What lines of the data include the string "obtain"? Copy them all.

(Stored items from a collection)
%%

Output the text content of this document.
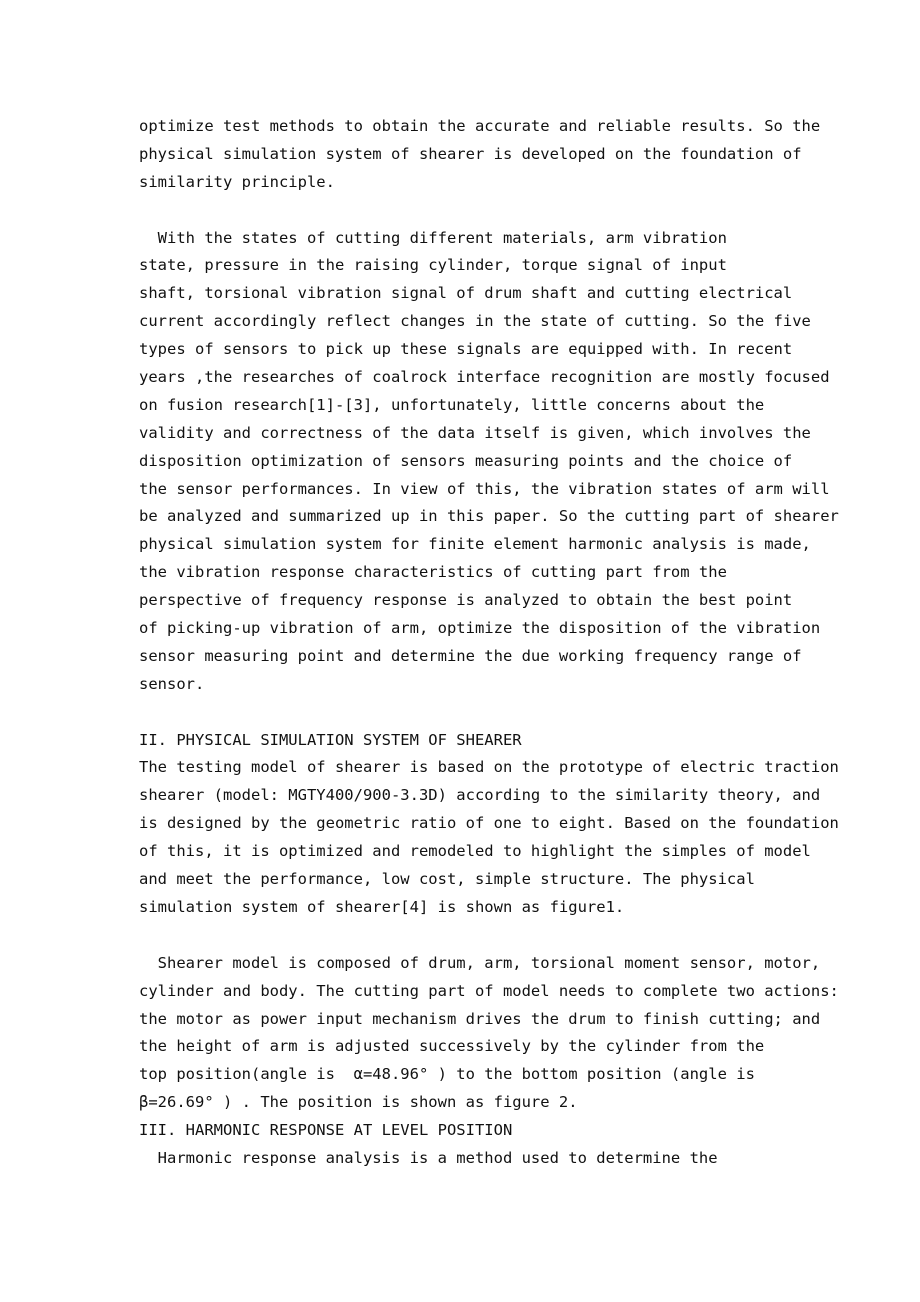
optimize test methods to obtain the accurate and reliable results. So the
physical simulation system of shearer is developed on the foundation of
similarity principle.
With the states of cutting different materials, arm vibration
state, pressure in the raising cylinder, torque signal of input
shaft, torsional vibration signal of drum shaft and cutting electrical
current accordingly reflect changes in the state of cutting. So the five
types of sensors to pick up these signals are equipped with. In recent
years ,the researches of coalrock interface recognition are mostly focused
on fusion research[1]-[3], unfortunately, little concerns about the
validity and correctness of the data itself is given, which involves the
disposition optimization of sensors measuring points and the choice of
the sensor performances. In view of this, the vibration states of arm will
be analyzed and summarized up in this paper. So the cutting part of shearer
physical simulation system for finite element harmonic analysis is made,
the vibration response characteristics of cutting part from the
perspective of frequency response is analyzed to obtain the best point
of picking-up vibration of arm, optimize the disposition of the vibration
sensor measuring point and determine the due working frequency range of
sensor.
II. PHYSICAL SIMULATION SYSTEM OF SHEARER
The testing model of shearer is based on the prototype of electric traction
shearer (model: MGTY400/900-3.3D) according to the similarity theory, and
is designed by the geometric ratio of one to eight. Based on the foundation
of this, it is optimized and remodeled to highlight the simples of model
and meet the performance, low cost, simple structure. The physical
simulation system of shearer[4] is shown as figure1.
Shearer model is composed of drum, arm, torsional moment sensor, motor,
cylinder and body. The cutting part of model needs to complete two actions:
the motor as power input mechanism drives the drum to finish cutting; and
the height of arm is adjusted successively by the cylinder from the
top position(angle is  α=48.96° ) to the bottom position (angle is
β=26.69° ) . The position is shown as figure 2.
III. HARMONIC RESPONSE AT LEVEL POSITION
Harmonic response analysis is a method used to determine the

%%
%%

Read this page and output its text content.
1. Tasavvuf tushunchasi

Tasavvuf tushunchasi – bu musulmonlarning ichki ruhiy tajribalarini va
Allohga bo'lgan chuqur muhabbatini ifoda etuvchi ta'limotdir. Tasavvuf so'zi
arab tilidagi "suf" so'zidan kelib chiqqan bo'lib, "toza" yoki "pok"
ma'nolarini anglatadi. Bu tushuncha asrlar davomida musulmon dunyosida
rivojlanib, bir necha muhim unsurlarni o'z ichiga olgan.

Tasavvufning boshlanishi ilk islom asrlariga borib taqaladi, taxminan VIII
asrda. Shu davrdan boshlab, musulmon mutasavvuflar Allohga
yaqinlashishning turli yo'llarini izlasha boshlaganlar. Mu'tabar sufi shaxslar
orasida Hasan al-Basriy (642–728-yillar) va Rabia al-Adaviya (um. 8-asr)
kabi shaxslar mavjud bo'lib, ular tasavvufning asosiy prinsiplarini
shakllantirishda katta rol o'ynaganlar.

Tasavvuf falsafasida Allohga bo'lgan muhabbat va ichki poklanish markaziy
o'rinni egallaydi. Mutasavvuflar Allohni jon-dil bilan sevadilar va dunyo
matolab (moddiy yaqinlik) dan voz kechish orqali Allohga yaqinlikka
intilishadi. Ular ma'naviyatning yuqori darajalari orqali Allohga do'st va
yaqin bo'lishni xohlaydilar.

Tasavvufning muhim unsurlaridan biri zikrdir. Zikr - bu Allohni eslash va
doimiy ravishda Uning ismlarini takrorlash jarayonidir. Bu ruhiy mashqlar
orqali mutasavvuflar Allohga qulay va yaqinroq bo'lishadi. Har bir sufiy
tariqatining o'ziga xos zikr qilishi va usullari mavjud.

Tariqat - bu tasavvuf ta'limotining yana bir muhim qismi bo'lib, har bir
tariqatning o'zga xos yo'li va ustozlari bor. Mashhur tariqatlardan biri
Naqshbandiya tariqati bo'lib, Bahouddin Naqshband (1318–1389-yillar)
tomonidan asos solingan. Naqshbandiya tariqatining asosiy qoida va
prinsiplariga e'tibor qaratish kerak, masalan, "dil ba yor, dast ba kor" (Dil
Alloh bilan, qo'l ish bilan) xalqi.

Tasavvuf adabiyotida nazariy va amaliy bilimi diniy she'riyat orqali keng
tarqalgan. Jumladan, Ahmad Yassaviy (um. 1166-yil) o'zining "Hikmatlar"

%%

■ SOLUTION FOR THIS TASK ■
optimize test methods to obtain the accurate and reliable results. So the
perspective of frequency response is analyzed to obtain the best point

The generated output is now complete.